[Required task] The lines to be extracted begin at the line containing "What does this" and end at the last line of the data below; copy them exactly and leave out the pictures.
** start Data for this exercise **
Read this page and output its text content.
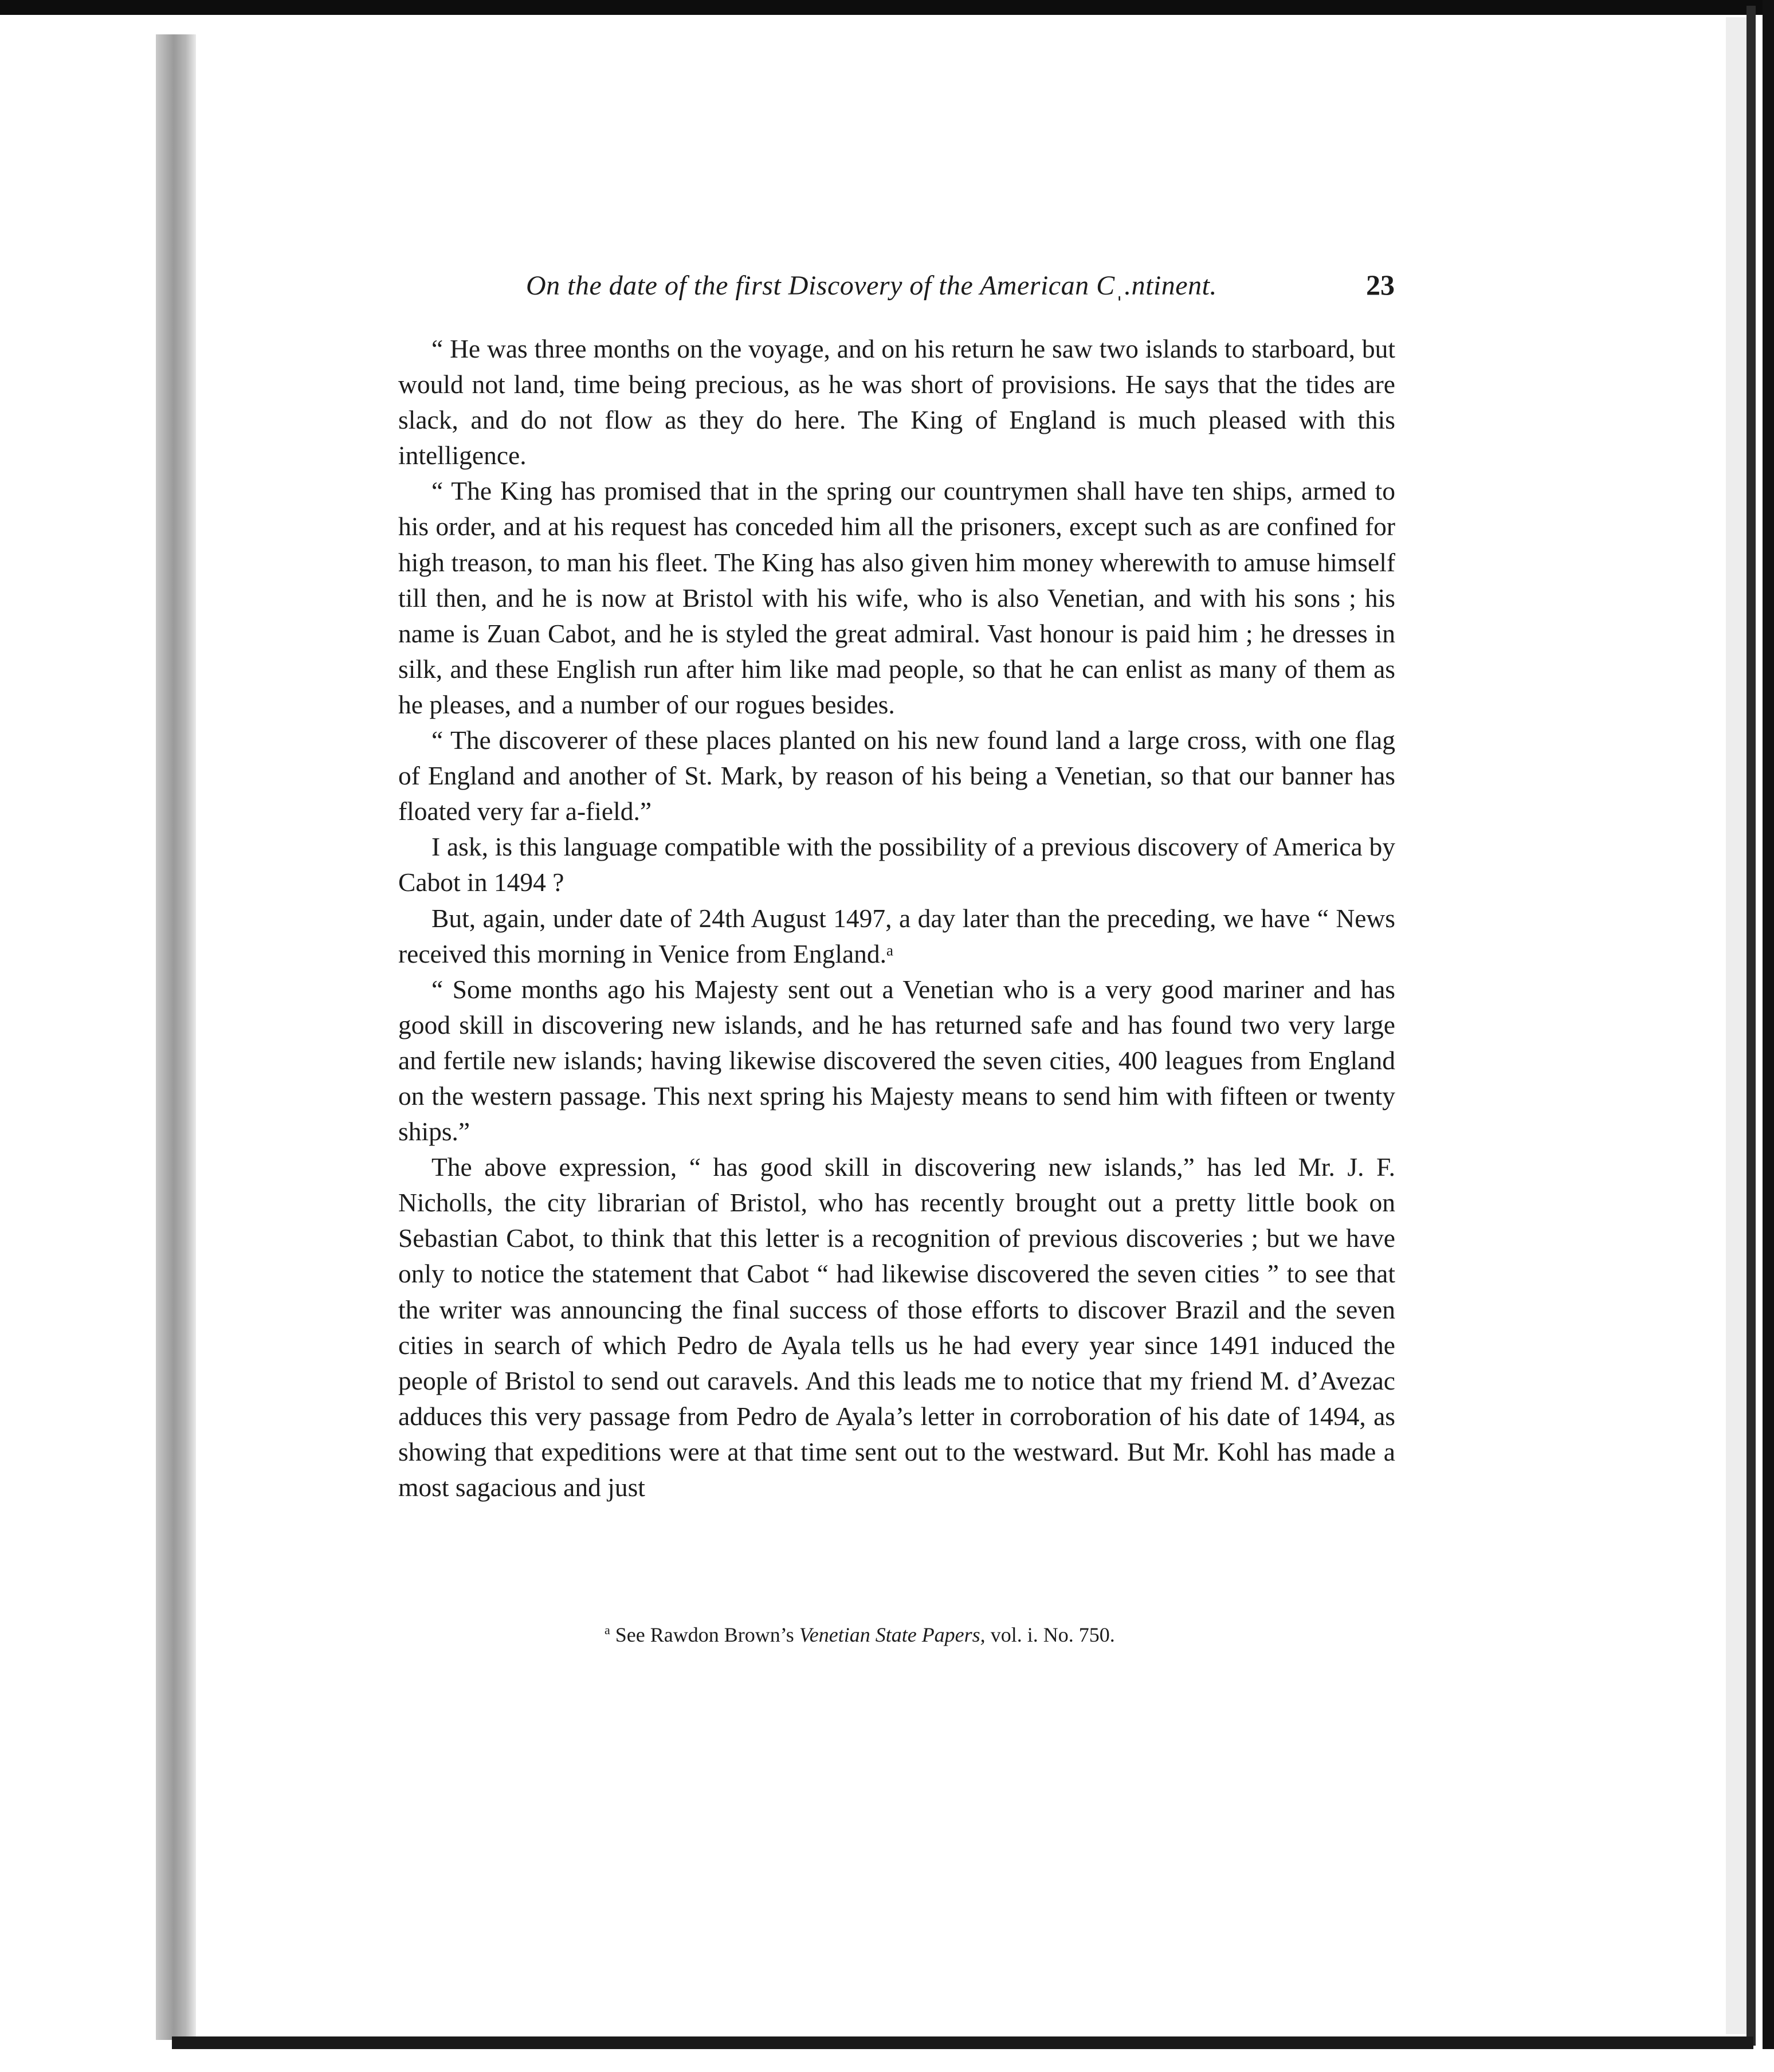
On the date of the first Discovery of the American Cˌ.ntinent.	23

“ He was three months on the voyage, and on his return he saw two islands to starboard, but would not land, time being precious, as he was short of provisions. He says that the tides are slack, and do not flow as they do here. The King of England is much pleased with this intelligence.

“ The King has promised that in the spring our countrymen shall have ten ships, armed to his order, and at his request has conceded him all the prisoners, except such as are confined for high treason, to man his fleet. The King has also given him money wherewith to amuse himself till then, and he is now at Bristol with his wife, who is also Venetian, and with his sons ; his name is Zuan Cabot, and he is styled the great admiral. Vast honour is paid him ; he dresses in silk, and these English run after him like mad people, so that he can enlist as many of them as he pleases, and a number of our rogues besides.

“ The discoverer of these places planted on his new found land a large cross, with one flag of England and another of St. Mark, by reason of his being a Venetian, so that our banner has floated very far a-field.”

I ask, is this language compatible with the possibility of a previous discovery of America by Cabot in 1494 ?

But, again, under date of 24th August 1497, a day later than the preceding, we have “ News received this morning in Venice from England.ᵃ

“ Some months ago his Majesty sent out a Venetian who is a very good mariner and has good skill in discovering new islands, and he has returned safe and has found two very large and fertile new islands; having likewise discovered the seven cities, 400 leagues from England on the western passage. This next spring his Majesty means to send him with fifteen or twenty ships.”

The above expression, “ has good skill in discovering new islands,” has led Mr. J. F. Nicholls, the city librarian of Bristol, who has recently brought out a pretty little book on Sebastian Cabot, to think that this letter is a recognition of previous discoveries ; but we have only to notice the statement that Cabot “ had likewise discovered the seven cities ” to see that the writer was announcing the final success of those efforts to discover Brazil and the seven cities in search of which Pedro de Ayala tells us he had every year since 1491 induced the people of Bristol to send out caravels. And this leads me to notice that my friend M. d’Avezac adduces this very passage from Pedro de Ayala’s letter in corroboration of his date of 1494, as showing that expeditions were at that time sent out to the westward. But Mr. Kohl has made a most sagacious and just

$^a$ See Rawdon Brown’s Venetian State Papers, vol. i. No. 750.
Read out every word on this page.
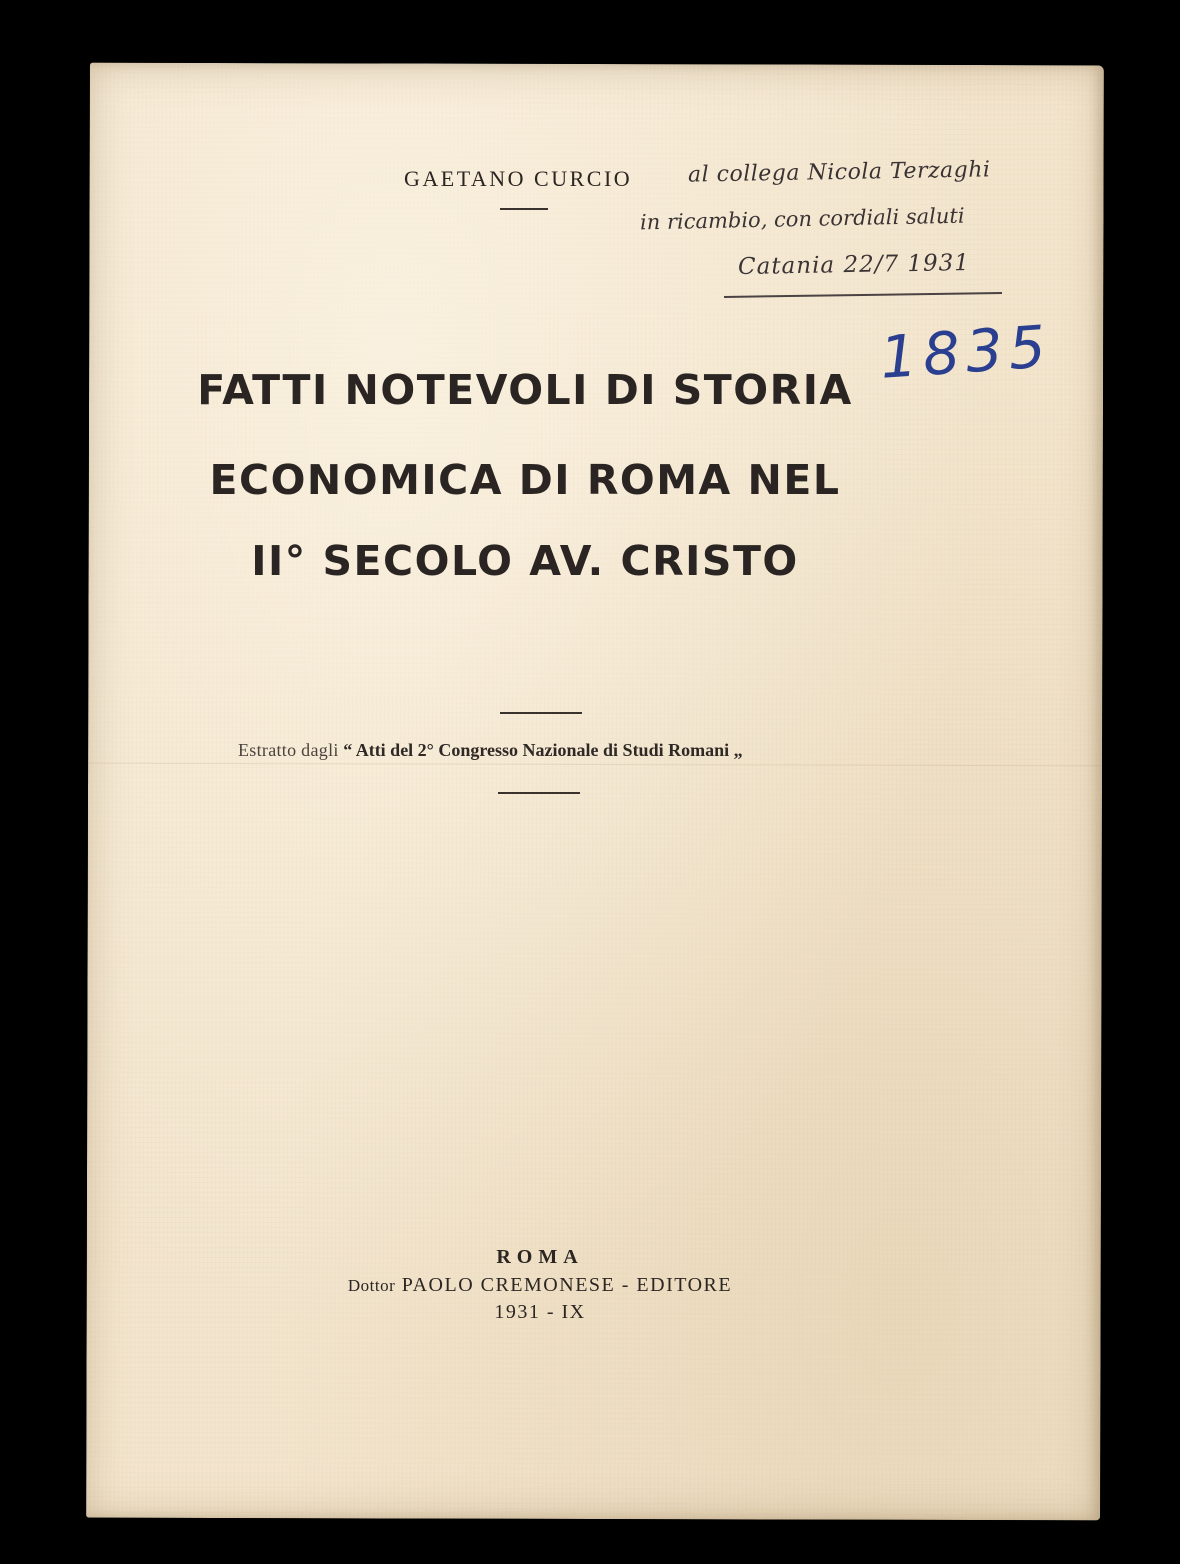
GAETANO CURCIO	al collega Nicola Terzaghi
in ricambio, con cordiali saluti
Catania 22/7 1931
1835
FATTI NOTEVOLI DI STORIA
ECONOMICA DI ROMA NEL
II° SECOLO AV. CRISTO
Estratto dagli “ Atti del 2° Congresso Nazionale di Studi Romani „
ROMA
Dottor PAOLO CREMONESE - EDITORE
1931 - IX
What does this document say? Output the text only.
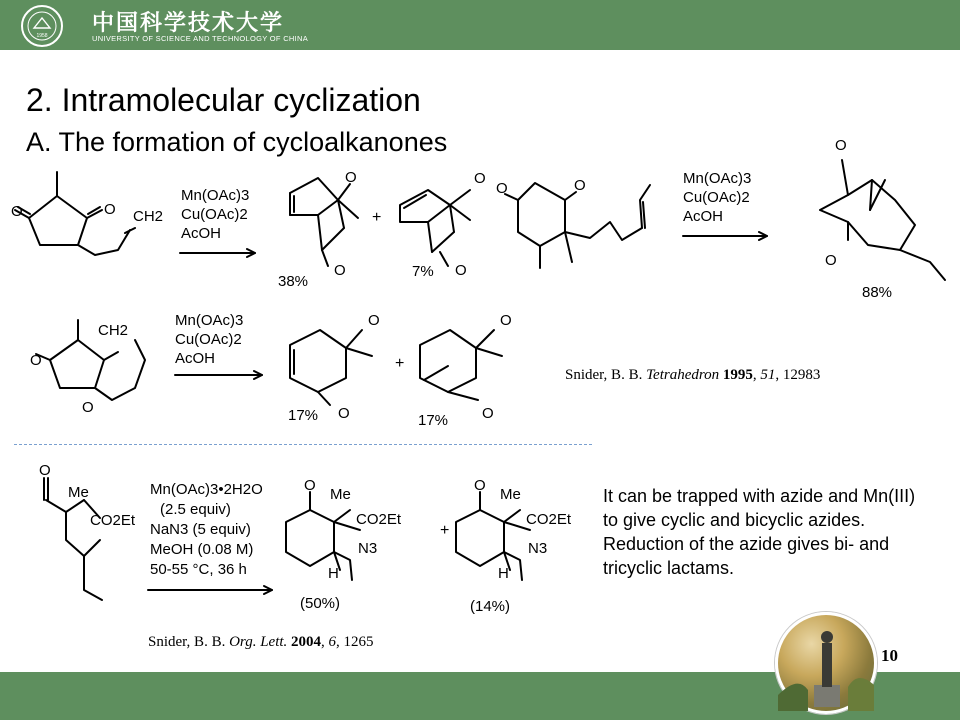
1958 中国科学技术大学
UNIVERSITY OF SCIENCE AND TECHNOLOGY OF CHINA
2. Intramolecular cyclization
A. The formation of cycloalkanones
O	O CH2
Mn(OAc)3
Cu(OAc)2
AcOH
O
O
38%
+
O
O
7%
O	O	Mn(OAc)3
Cu(OAc)2
AcOH
O
O
88%
O
O
CH2
Mn(OAc)3
Cu(OAc)2
AcOH
O
O
17%
+
O
O
17%
O
Me
CO2Et
Mn(OAc)3•2H2O
(2.5 equiv)
NaN3 (5 equiv)
MeOH (0.08 M)
50-55 °C, 36 h
O
Me
CO2Et
N3
H
(50%)
+
O
Me
CO2Et
N3
H
(14%)
Snider, B. B. Tetrahedron 1995, 51, 12983
It can be trapped with azide and Mn(III) to give cyclic and bicyclic azides. Reduction of the azide gives bi- and tricyclic lactams.
Snider, B. B. Org. Lett. 2004, 6, 1265
10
** end Data for this exercise **
[Task response]
What does this document say? Output the text only.
1958 中国科学技术大学
UNIVERSITY OF SCIENCE AND TECHNOLOGY OF CHINA
2. Intramolecular cyclization
A. The formation of cycloalkanones
O	O CH2
Mn(OAc)3
Cu(OAc)2
AcOH
O
O
38%
+
O
O
7%
O	O	Mn(OAc)3
Cu(OAc)2
AcOH
O
O
88%
O
O
CH2
Mn(OAc)3
Cu(OAc)2
AcOH
O
O
17%
+
O
O
17%
O
Me
CO2Et
Mn(OAc)3•2H2O
(2.5 equiv)
NaN3 (5 equiv)
MeOH (0.08 M)
50-55 °C, 36 h
O
Me
CO2Et
N3
H
(50%)
+
O
Me
CO2Et
N3
H
(14%)
Snider, B. B. Tetrahedron 1995, 51, 12983
It can be trapped with azide and Mn(III) to give cyclic and bicyclic azides. Reduction of the azide gives bi- and tricyclic lactams.
Snider, B. B. Org. Lett. 2004, 6, 1265
10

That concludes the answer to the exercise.